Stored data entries

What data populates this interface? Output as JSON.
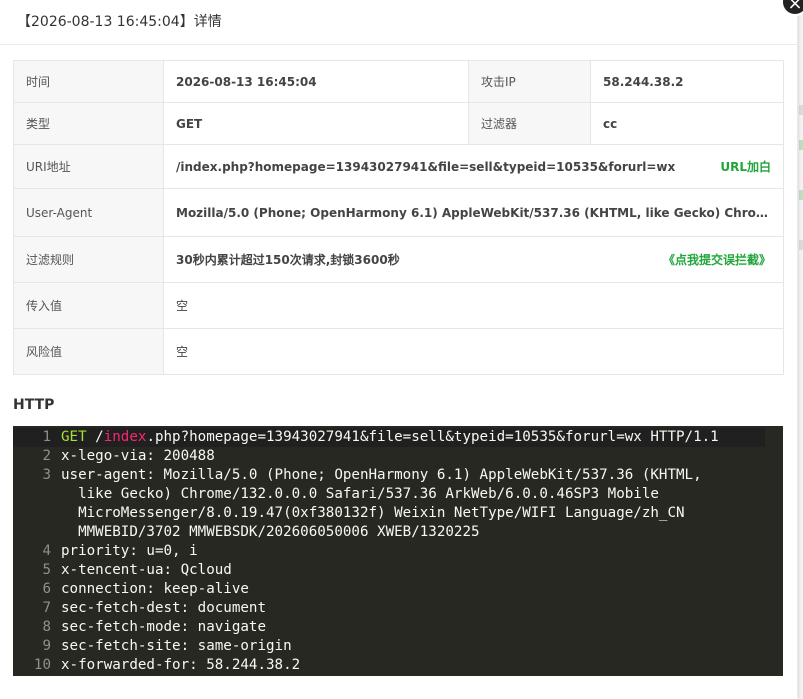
{
  "dialog": {
    "title": "【2026-08-13 16:45:04】详情",
    "close_glyph": "×"
  },
  "info": {
    "time_label": "时间",
    "time_value": "2026-08-13 16:45:04",
    "ip_label": "攻击IP",
    "ip_value": "58.244.38.2",
    "type_label": "类型",
    "type_value": "GET",
    "filter_label": "过滤器",
    "filter_value": "cc",
    "uri_label": "URI地址",
    "uri_value": "/index.php?homepage=13943027941&file=sell&typeid=10535&forurl=wx",
    "uri_action": "URL加白",
    "ua_label": "User-Agent",
    "ua_value": "Mozilla/5.0 (Phone; OpenHarmony 6.1) AppleWebKit/537.36 (KHTML, like Gecko) Chrome/1...",
    "rule_label": "过滤规则",
    "rule_value": "30秒内累计超过150次请求,封锁3600秒",
    "rule_action": "《点我提交误拦截》",
    "input_label": "传入值",
    "input_value": "空",
    "risk_label": "风险值",
    "risk_value": "空"
  },
  "http": {
    "title": "HTTP",
    "request": {
      "method": "GET",
      "slash": "/",
      "path": "index",
      "rest": ".php?homepage=13943027941&file=sell&typeid=10535&forurl=wx HTTP/1.1"
    },
    "lines": [
      {
        "num": "1"
      },
      {
        "num": "2",
        "text": "x-lego-via: 200488"
      },
      {
        "num": "3",
        "text": "user-agent: Mozilla/5.0 (Phone; OpenHarmony 6.1) AppleWebKit/537.36 (KHTML,"
      },
      {
        "num": "",
        "text": "  like Gecko) Chrome/132.0.0.0 Safari/537.36 ArkWeb/6.0.0.46SP3 Mobile"
      },
      {
        "num": "",
        "text": "  MicroMessenger/8.0.19.47(0xf380132f) Weixin NetType/WIFI Language/zh_CN"
      },
      {
        "num": "",
        "text": "  MMWEBID/3702 MMWEBSDK/202606050006 XWEB/1320225"
      },
      {
        "num": "4",
        "text": "priority: u=0, i"
      },
      {
        "num": "5",
        "text": "x-tencent-ua: Qcloud"
      },
      {
        "num": "6",
        "text": "connection: keep-alive"
      },
      {
        "num": "7",
        "text": "sec-fetch-dest: document"
      },
      {
        "num": "8",
        "text": "sec-fetch-mode: navigate"
      },
      {
        "num": "9",
        "text": "sec-fetch-site: same-origin"
      },
      {
        "num": "10",
        "text": "x-forwarded-for: 58.244.38.2"
      }
    ]
  },
  "colors": {
    "accent_green": "#20a53a",
    "code_bg": "#272822",
    "keyword_green": "#a6e22e",
    "keyword_red": "#f92672"
  }
}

PROBLEM DETAILS: Reproduce all the entries that precede this task, word for word, minus any pictures.

WRITTEN ANSWER:
What data populates this interface? Output as JSON.
{
  "dialog": {
    "title": "【2026-08-13 16:45:04】详情",
    "close_glyph": "×"
  },
  "info": {
    "time_label": "时间",
    "time_value": "2026-08-13 16:45:04",
    "ip_label": "攻击IP",
    "ip_value": "58.244.38.2",
    "type_label": "类型",
    "type_value": "GET",
    "filter_label": "过滤器",
    "filter_value": "cc",
    "uri_label": "URI地址",
    "uri_value": "/index.php?homepage=13943027941&file=sell&typeid=10535&forurl=wx",
    "uri_action": "URL加白",
    "ua_label": "User-Agent",
    "ua_value": "Mozilla/5.0 (Phone; OpenHarmony 6.1) AppleWebKit/537.36 (KHTML, like Gecko) Chrome/1...",
    "rule_label": "过滤规则",
    "rule_value": "30秒内累计超过150次请求,封锁3600秒",
    "rule_action": "《点我提交误拦截》",
    "input_label": "传入值",
    "input_value": "空",
    "risk_label": "风险值",
    "risk_value": "空"
  },
  "http": {
    "title": "HTTP",
    "request": {
      "method": "GET",
      "slash": "/",
      "path": "index",
      "rest": ".php?homepage=13943027941&file=sell&typeid=10535&forurl=wx HTTP/1.1"
    },
    "lines": [
      {
        "num": "1"
      },
      {
        "num": "2",
        "text": "x-lego-via: 200488"
      },
      {
        "num": "3",
        "text": "user-agent: Mozilla/5.0 (Phone; OpenHarmony 6.1) AppleWebKit/537.36 (KHTML,"
      },
      {
        "num": "",
        "text": "  like Gecko) Chrome/132.0.0.0 Safari/537.36 ArkWeb/6.0.0.46SP3 Mobile"
      },
      {
        "num": "",
        "text": "  MicroMessenger/8.0.19.47(0xf380132f) Weixin NetType/WIFI Language/zh_CN"
      },
      {
        "num": "",
        "text": "  MMWEBID/3702 MMWEBSDK/202606050006 XWEB/1320225"
      },
      {
        "num": "4",
        "text": "priority: u=0, i"
      },
      {
        "num": "5",
        "text": "x-tencent-ua: Qcloud"
      },
      {
        "num": "6",
        "text": "connection: keep-alive"
      },
      {
        "num": "7",
        "text": "sec-fetch-dest: document"
      },
      {
        "num": "8",
        "text": "sec-fetch-mode: navigate"
      },
      {
        "num": "9",
        "text": "sec-fetch-site: same-origin"
      },
      {
        "num": "10",
        "text": "x-forwarded-for: 58.244.38.2"
      }
    ]
  },
  "colors": {
    "accent_green": "#20a53a",
    "code_bg": "#272822",
    "keyword_green": "#a6e22e",
    "keyword_red": "#f92672"
  }
}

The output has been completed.